-- start --

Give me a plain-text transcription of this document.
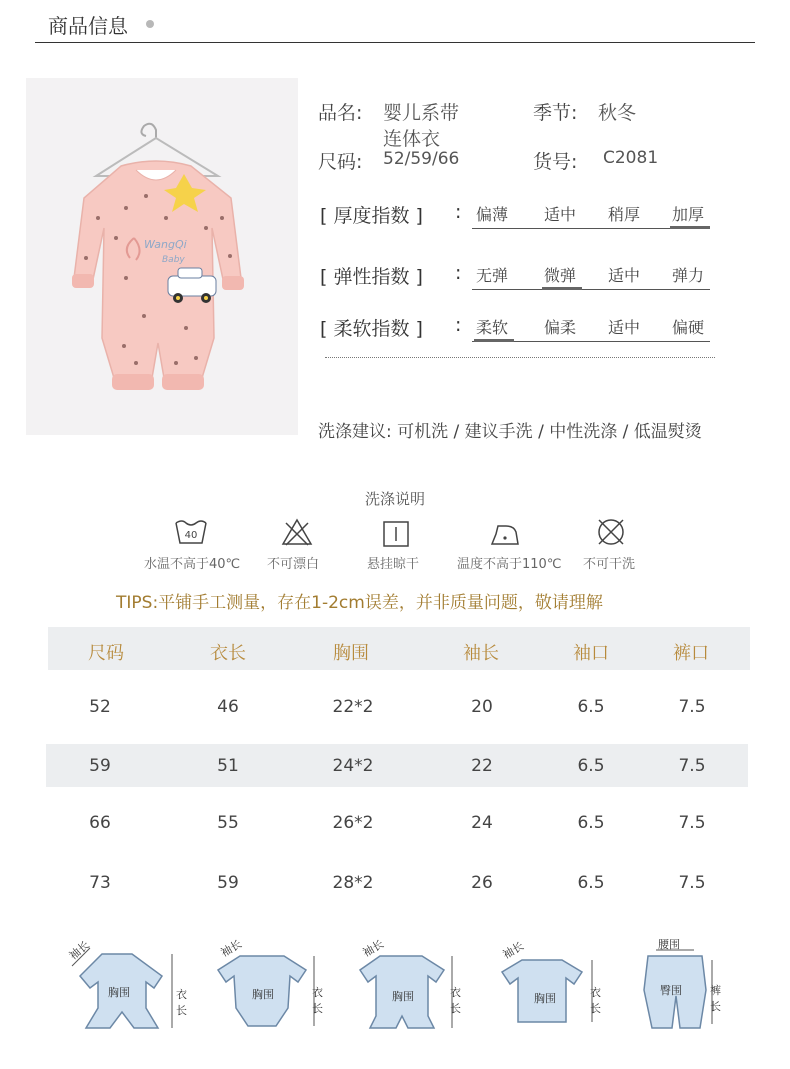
商品信息
WangQi
Baby
品名: 婴儿系带
连体衣
季节: 秋冬
尺码: 52/59/66	货号: C2081
[ 厚度指数 ] : 偏薄	适中	稍厚	加厚
[ 弹性指数 ] : 无弹	微弹	适中	弹力
[ 柔软指数 ] : 柔软	偏柔	适中	偏硬
洗涤建议: 可机洗 / 建议手洗 / 中性洗涤 / 低温熨烫
洗涤说明
40
水温不高于40℃ 不可漂白	悬挂晾干	温度不高于110℃ 不可干洗
TIPS:平铺手工测量，存在1-2cm误差，并非质量问题，敬请理解
尺码	衣长	胸围	袖长	袖口	裤口
52	46	22*2	20	6.5	7.5
59	51	24*2	22	6.5	7.5
66	55	26*2	24	6.5	7.5
73	59	28*2	26	6.5	7.5
袖长
胸围	衣
长
袖长
胸围	衣
长
袖长
胸围	衣
长
袖长
胸围	衣
长
腰围
臀围	裤
长
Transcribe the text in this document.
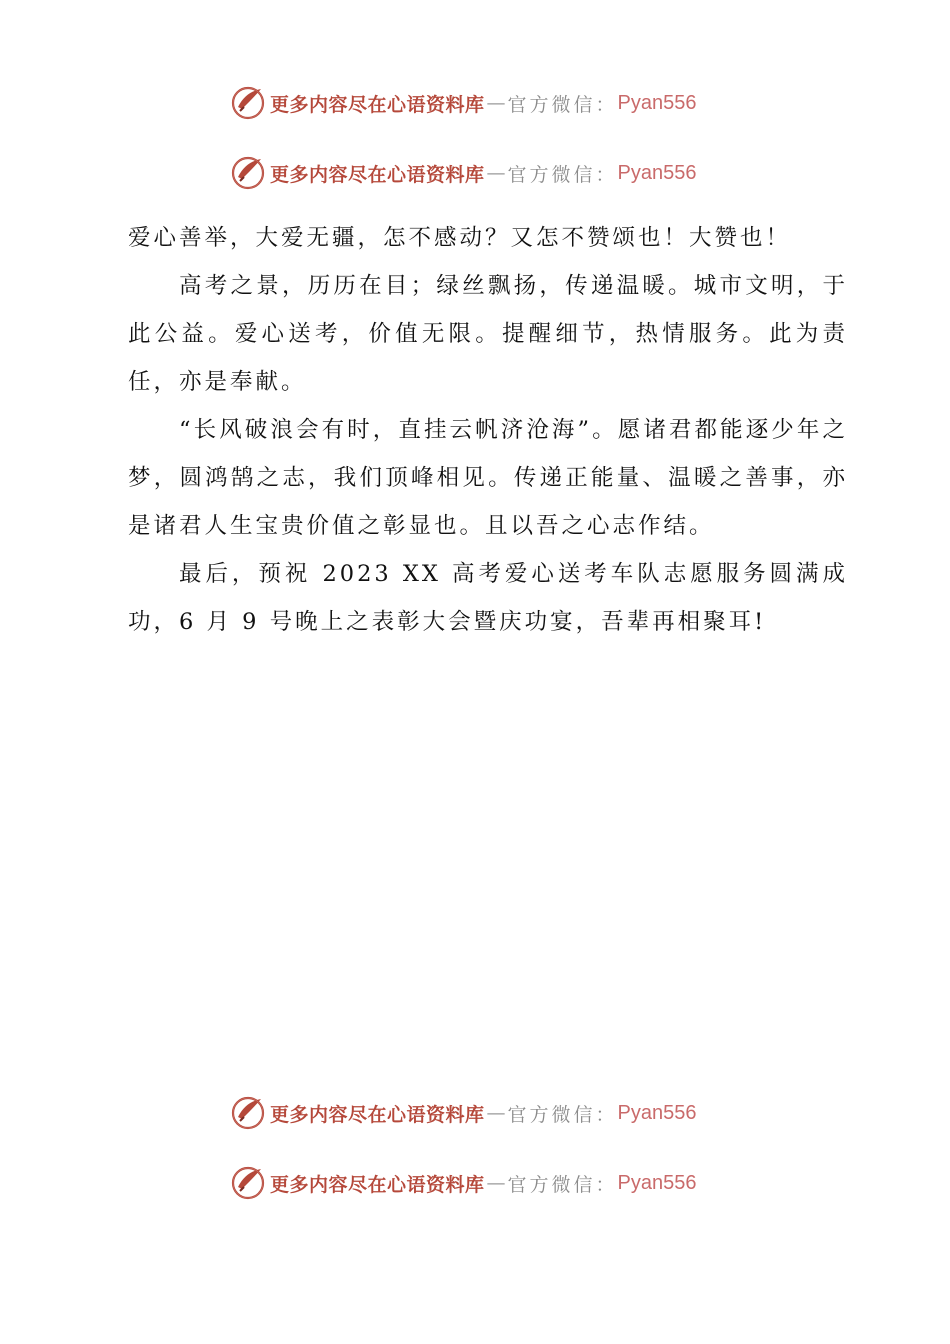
更多内容尽在心语资料库 — 官方微信： Pyan556
更多内容尽在心语资料库 — 官方微信： Pyan556

爱心善举，大爱无疆，怎不感动？又怎不赞颂也！大赞也！

高考之景，历历在目；绿丝飘扬，传递温暖。城市文明，于此公益。爱心送考，价值无限。提醒细节，热情服务。此为责任，亦是奉献。

“长风破浪会有时，直挂云帆济沧海”。愿诸君都能逐少年之梦，圆鸿鹄之志，我们顶峰相见。传递正能量、温暖之善事，亦是诸君人生宝贵价值之彰显也。且以吾之心志作结。

最后，预祝 2023 XX 高考爱心送考车队志愿服务圆满成功，6 月 9 号晚上之表彰大会暨庆功宴，吾辈再相聚耳!

更多内容尽在心语资料库 — 官方微信： Pyan556
更多内容尽在心语资料库 — 官方微信： Pyan556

-- end --

• **What to do**
Go through the data and gather every line that holds "this".

• **Exercise result**
Give me a plain-text transcription of this document.
Transcribe the text in this document.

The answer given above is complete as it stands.